== EXERCISE AIM ==
Copy each record exactly as it reads, leaving out any pictures it holds.

== DATASET EXTRACT ==
_ _ _ _

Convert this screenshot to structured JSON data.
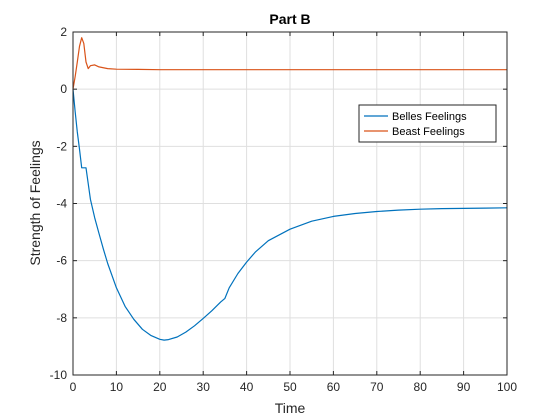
{
  "chart_data": {
    "type": "line",
    "title": "Part B",
    "xlabel": "Time",
    "ylabel": "Strength of Feelings",
    "xlim": [
      0,
      100
    ],
    "ylim": [
      -10,
      2
    ],
    "xticks": [
      0,
      10,
      20,
      30,
      40,
      50,
      60,
      70,
      80,
      90,
      100
    ],
    "yticks": [
      -10,
      -8,
      -6,
      -4,
      -2,
      0,
      2
    ],
    "grid": true,
    "legend_position": "top-right",
    "series": [
      {
        "name": "Belles Feelings",
        "color": "#0072BD",
        "x": [
          0,
          0.5,
          1,
          1.5,
          2,
          3,
          4,
          5,
          6,
          7,
          8,
          10,
          12,
          14,
          16,
          18,
          20,
          21,
          22,
          24,
          26,
          28,
          30,
          32,
          34,
          35,
          36,
          38,
          40,
          42,
          45,
          50,
          55,
          60,
          65,
          70,
          75,
          80,
          85,
          90,
          95,
          100
        ],
        "y": [
          0,
          -0.8,
          -1.5,
          -2.1,
          -2.75,
          -2.75,
          -3.85,
          -4.5,
          -5.05,
          -5.6,
          -6.1,
          -6.95,
          -7.6,
          -8.05,
          -8.4,
          -8.62,
          -8.75,
          -8.78,
          -8.76,
          -8.67,
          -8.5,
          -8.28,
          -8.02,
          -7.75,
          -7.45,
          -7.32,
          -6.95,
          -6.45,
          -6.05,
          -5.7,
          -5.3,
          -4.9,
          -4.62,
          -4.45,
          -4.35,
          -4.28,
          -4.23,
          -4.2,
          -4.18,
          -4.17,
          -4.16,
          -4.15
        ]
      },
      {
        "name": "Beast Feelings",
        "color": "#D95319",
        "x": [
          0,
          0.5,
          1,
          1.5,
          2,
          2.5,
          3,
          3.5,
          4,
          5,
          6,
          8,
          10,
          15,
          20,
          30,
          40,
          50,
          60,
          70,
          80,
          90,
          100
        ],
        "y": [
          0,
          0.45,
          0.95,
          1.5,
          1.8,
          1.6,
          0.95,
          0.72,
          0.82,
          0.85,
          0.78,
          0.72,
          0.7,
          0.69,
          0.68,
          0.68,
          0.68,
          0.68,
          0.68,
          0.68,
          0.68,
          0.68,
          0.68
        ]
      }
    ]
  }
}
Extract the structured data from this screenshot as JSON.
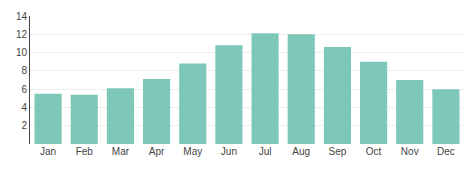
{
  "chart_data": {
    "type": "bar",
    "categories": [
      "Jan",
      "Feb",
      "Mar",
      "Apr",
      "May",
      "Jun",
      "Jul",
      "Aug",
      "Sep",
      "Oct",
      "Nov",
      "Dec"
    ],
    "values": [
      5.5,
      5.4,
      6.1,
      7.1,
      8.8,
      10.8,
      12.1,
      12.0,
      10.6,
      9.0,
      7.0,
      6.0
    ],
    "color": "#7dc8b8",
    "ylim": [
      0,
      14
    ],
    "yticks": [
      2,
      4,
      6,
      8,
      10,
      12,
      14
    ],
    "grid": true
  }
}
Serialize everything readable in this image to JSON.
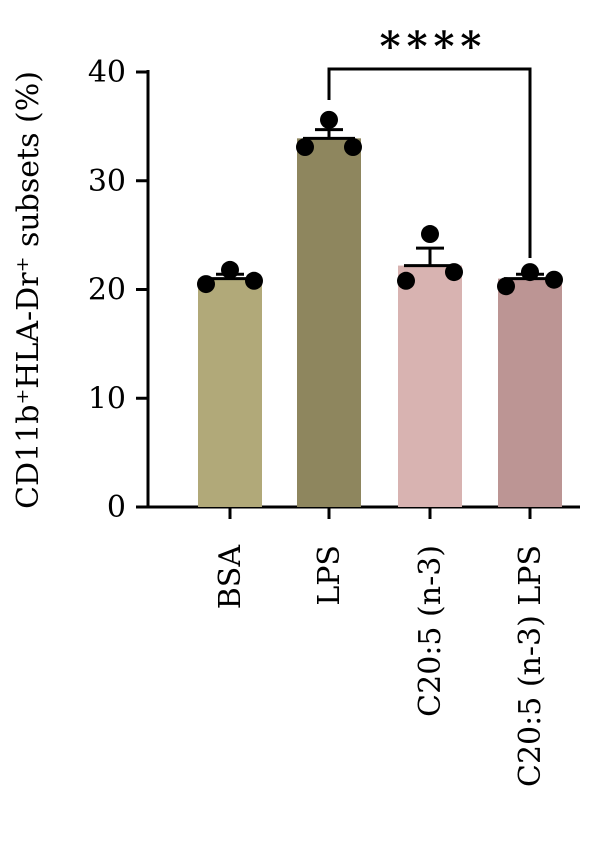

_ _ _ _

== WORKED SOLUTION ==
Convert this screenshot to structured JSON data.
{
  "chart_data": {
    "type": "line",
    "title": "Part B",
    "xlabel": "Time",
    "ylabel": "Strength of Feelings",
    "xlim": [
      0,
      100
    ],
    "ylim": [
      -10,
      2
    ],
    "xticks": [
      0,
      10,
      20,
      30,
      40,
      50,
      60,
      70,
      80,
      90,
      100
    ],
    "yticks": [
      -10,
      -8,
      -6,
      -4,
      -2,
      0,
      2
    ],
    "grid": true,
    "legend_position": "top-right",
    "series": [
      {
        "name": "Belles Feelings",
        "color": "#0072BD",
        "x": [
          0,
          0.5,
          1,
          1.5,
          2,
          3,
          4,
          5,
          6,
          7,
          8,
          10,
          12,
          14,
          16,
          18,
          20,
          21,
          22,
          24,
          26,
          28,
          30,
          32,
          34,
          35,
          36,
          38,
          40,
          42,
          45,
          50,
          55,
          60,
          65,
          70,
          75,
          80,
          85,
          90,
          95,
          100
        ],
        "y": [
          0,
          -0.8,
          -1.5,
          -2.1,
          -2.75,
          -2.75,
          -3.85,
          -4.5,
          -5.05,
          -5.6,
          -6.1,
          -6.95,
          -7.6,
          -8.05,
          -8.4,
          -8.62,
          -8.75,
          -8.78,
          -8.76,
          -8.67,
          -8.5,
          -8.28,
          -8.02,
          -7.75,
          -7.45,
          -7.32,
          -6.95,
          -6.45,
          -6.05,
          -5.7,
          -5.3,
          -4.9,
          -4.62,
          -4.45,
          -4.35,
          -4.28,
          -4.23,
          -4.2,
          -4.18,
          -4.17,
          -4.16,
          -4.15
        ]
      },
      {
        "name": "Beast Feelings",
        "color": "#D95319",
        "x": [
          0,
          0.5,
          1,
          1.5,
          2,
          2.5,
          3,
          3.5,
          4,
          5,
          6,
          8,
          10,
          15,
          20,
          30,
          40,
          50,
          60,
          70,
          80,
          90,
          100
        ],
        "y": [
          0,
          0.45,
          0.95,
          1.5,
          1.8,
          1.6,
          0.95,
          0.72,
          0.82,
          0.85,
          0.78,
          0.72,
          0.7,
          0.69,
          0.68,
          0.68,
          0.68,
          0.68,
          0.68,
          0.68,
          0.68,
          0.68,
          0.68
        ]
      }
    ]
  }
}
Extract the structured data from this screenshot as JSON.
{
  "chart_data": {
    "type": "bar",
    "categories": [
      "Jan",
      "Feb",
      "Mar",
      "Apr",
      "May",
      "Jun",
      "Jul",
      "Aug",
      "Sep",
      "Oct",
      "Nov",
      "Dec"
    ],
    "values": [
      5.5,
      5.4,
      6.1,
      7.1,
      8.8,
      10.8,
      12.1,
      12.0,
      10.6,
      9.0,
      7.0,
      6.0
    ],
    "color": "#7dc8b8",
    "ylim": [
      0,
      14
    ],
    "yticks": [
      2,
      4,
      6,
      8,
      10,
      12,
      14
    ],
    "grid": true
  }
}
Serialize everything readable in this image to JSON.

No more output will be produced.